Task data start

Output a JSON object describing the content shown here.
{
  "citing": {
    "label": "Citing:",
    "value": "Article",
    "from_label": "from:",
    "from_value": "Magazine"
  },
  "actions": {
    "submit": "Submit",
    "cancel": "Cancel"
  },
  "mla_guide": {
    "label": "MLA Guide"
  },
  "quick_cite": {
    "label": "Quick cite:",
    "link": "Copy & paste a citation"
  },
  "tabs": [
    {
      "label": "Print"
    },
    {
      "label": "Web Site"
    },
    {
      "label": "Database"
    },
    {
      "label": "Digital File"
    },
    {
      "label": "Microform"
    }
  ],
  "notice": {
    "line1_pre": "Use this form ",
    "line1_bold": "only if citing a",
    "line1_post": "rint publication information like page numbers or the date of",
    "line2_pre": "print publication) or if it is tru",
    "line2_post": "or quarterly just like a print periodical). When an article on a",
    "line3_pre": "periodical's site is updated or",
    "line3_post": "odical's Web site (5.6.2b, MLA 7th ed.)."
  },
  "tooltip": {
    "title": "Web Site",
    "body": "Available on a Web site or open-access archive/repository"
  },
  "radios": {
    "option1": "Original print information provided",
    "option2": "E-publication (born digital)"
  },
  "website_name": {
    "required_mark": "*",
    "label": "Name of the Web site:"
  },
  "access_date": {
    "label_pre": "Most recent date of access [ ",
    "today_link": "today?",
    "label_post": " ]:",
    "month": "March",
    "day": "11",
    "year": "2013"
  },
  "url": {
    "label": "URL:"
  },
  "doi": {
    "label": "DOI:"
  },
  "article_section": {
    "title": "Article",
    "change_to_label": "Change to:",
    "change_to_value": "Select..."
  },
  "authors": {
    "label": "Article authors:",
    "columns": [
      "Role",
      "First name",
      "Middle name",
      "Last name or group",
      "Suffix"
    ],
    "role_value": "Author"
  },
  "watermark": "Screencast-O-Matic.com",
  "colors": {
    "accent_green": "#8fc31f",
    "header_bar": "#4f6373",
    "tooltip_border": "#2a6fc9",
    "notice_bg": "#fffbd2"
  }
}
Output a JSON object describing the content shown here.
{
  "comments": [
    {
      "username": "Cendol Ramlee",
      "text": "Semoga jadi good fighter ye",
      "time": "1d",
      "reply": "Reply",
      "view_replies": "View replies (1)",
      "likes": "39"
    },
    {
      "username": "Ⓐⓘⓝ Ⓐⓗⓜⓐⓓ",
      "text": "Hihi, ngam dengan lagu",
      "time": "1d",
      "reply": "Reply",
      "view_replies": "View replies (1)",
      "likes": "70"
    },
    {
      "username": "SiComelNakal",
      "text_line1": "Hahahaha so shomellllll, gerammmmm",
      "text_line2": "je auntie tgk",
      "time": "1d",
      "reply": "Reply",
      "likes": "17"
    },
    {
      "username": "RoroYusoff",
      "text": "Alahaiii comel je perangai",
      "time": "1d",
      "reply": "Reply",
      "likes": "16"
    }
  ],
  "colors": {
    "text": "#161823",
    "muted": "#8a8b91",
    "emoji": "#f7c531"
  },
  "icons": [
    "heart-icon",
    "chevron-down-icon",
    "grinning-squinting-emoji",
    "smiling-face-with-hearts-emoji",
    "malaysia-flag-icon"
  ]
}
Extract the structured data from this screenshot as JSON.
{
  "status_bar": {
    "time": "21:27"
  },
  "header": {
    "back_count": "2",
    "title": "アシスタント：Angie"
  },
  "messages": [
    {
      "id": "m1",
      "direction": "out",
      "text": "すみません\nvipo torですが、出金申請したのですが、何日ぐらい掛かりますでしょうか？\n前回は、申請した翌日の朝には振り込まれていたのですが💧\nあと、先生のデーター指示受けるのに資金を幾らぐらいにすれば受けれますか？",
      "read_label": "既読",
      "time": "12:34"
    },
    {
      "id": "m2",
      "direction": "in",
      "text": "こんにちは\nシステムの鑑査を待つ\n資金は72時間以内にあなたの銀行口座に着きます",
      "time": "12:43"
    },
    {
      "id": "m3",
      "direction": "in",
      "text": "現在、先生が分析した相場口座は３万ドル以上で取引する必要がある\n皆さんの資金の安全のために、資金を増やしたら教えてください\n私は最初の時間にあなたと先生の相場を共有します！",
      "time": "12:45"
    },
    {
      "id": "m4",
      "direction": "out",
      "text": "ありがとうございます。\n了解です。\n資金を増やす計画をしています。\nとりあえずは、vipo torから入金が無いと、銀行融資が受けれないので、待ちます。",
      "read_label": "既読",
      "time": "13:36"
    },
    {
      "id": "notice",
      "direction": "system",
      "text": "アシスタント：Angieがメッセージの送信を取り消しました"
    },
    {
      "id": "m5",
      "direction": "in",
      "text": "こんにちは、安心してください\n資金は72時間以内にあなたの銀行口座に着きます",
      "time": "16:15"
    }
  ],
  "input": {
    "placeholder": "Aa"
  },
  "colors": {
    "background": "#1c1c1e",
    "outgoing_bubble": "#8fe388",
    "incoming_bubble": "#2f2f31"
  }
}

Task data end

Note how many lines in the material hold the word "title", and give that number with nothing added.

Written answer: 3